The task.
Every entry needs to be reproduced exactly.

Dataset content.
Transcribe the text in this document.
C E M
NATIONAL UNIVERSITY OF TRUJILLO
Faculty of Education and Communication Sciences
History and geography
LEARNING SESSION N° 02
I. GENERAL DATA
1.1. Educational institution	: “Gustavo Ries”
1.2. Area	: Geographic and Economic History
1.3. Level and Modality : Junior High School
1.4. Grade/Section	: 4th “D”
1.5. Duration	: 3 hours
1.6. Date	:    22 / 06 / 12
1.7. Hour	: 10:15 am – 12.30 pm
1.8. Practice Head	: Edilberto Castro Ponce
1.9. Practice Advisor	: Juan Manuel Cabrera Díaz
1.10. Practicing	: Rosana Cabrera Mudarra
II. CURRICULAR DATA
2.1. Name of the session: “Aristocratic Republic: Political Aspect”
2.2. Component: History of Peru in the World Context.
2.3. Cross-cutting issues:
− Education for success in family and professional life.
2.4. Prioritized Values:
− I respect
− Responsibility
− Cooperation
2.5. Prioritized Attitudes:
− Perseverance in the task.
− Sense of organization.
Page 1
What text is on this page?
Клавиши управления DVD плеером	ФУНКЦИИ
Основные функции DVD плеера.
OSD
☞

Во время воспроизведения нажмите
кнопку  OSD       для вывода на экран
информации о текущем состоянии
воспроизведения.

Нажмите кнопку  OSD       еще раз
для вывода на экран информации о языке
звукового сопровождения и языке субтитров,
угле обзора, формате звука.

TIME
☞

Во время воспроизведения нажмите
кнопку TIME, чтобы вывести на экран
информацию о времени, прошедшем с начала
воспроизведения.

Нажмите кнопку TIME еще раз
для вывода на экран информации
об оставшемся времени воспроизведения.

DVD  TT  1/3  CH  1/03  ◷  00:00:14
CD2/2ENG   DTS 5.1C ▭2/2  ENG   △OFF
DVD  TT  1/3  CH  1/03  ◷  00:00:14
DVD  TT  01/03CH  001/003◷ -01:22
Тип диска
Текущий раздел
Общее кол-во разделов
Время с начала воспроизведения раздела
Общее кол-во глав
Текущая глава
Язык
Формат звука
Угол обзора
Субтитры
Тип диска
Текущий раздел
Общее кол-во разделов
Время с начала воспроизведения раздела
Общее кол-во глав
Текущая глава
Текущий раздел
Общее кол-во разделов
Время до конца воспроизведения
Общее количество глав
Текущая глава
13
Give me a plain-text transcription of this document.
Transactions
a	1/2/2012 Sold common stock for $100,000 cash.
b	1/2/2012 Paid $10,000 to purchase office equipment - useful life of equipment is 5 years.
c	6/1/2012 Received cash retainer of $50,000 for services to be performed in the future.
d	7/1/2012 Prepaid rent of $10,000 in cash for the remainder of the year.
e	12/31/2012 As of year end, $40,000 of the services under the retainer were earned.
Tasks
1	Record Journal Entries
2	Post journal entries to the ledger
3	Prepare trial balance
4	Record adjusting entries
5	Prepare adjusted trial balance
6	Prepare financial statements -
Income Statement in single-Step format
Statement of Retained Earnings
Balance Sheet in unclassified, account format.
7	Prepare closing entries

Task response.
Transcribe the text in this document.
C E M
NATIONAL UNIVERSITY OF TRUJILLO
Faculty of Education and Communication Sciences
History and geography
LEARNING SESSION N° 02
I. GENERAL DATA
1.1. Educational institution	: “Gustavo Ries”
1.2. Area	: Geographic and Economic History
1.3. Level and Modality : Junior High School
1.4. Grade/Section	: 4th “D”
1.5. Duration	: 3 hours
1.6. Date	:    22 / 06 / 12
1.7. Hour	: 10:15 am – 12.30 pm
1.8. Practice Head	: Edilberto Castro Ponce
1.9. Practice Advisor	: Juan Manuel Cabrera Díaz
1.10. Practicing	: Rosana Cabrera Mudarra
II. CURRICULAR DATA
2.1. Name of the session: “Aristocratic Republic: Political Aspect”
2.2. Component: History of Peru in the World Context.
2.3. Cross-cutting issues:
− Education for success in family and professional life.
2.4. Prioritized Values:
− I respect
− Responsibility
− Cooperation
2.5. Prioritized Attitudes:
− Perseverance in the task.
− Sense of organization.
Page 1
What text is on this page?
Клавиши управления DVD плеером	ФУНКЦИИ
Основные функции DVD плеера.
OSD
☞

Во время воспроизведения нажмите
кнопку  OSD       для вывода на экран
информации о текущем состоянии
воспроизведения.

Нажмите кнопку  OSD       еще раз
для вывода на экран информации о языке
звукового сопровождения и языке субтитров,
угле обзора, формате звука.

TIME
☞

Во время воспроизведения нажмите
кнопку TIME, чтобы вывести на экран
информацию о времени, прошедшем с начала
воспроизведения.

Нажмите кнопку TIME еще раз
для вывода на экран информации
об оставшемся времени воспроизведения.

DVD  TT  1/3  CH  1/03  ◷  00:00:14
CD2/2ENG   DTS 5.1C ▭2/2  ENG   △OFF
DVD  TT  1/3  CH  1/03  ◷  00:00:14
DVD  TT  01/03CH  001/003◷ -01:22
Тип диска
Текущий раздел
Общее кол-во разделов
Время с начала воспроизведения раздела
Общее кол-во глав
Текущая глава
Язык
Формат звука
Угол обзора
Субтитры
Тип диска
Текущий раздел
Общее кол-во разделов
Время с начала воспроизведения раздела
Общее кол-во глав
Текущая глава
Текущий раздел
Общее кол-во разделов
Время до конца воспроизведения
Общее количество глав
Текущая глава
13
Give me a plain-text transcription of this document.
Transactions
a	1/2/2012 Sold common stock for $100,000 cash.
b	1/2/2012 Paid $10,000 to purchase office equipment - useful life of equipment is 5 years.
c	6/1/2012 Received cash retainer of $50,000 for services to be performed in the future.
d	7/1/2012 Prepaid rent of $10,000 in cash for the remainder of the year.
e	12/31/2012 As of year end, $40,000 of the services under the retainer were earned.
Tasks
1	Record Journal Entries
2	Post journal entries to the ledger
3	Prepare trial balance
4	Record adjusting entries
5	Prepare adjusted trial balance
6	Prepare financial statements -
Income Statement in single-Step format
Statement of Retained Earnings
Balance Sheet in unclassified, account format.
7	Prepare closing entries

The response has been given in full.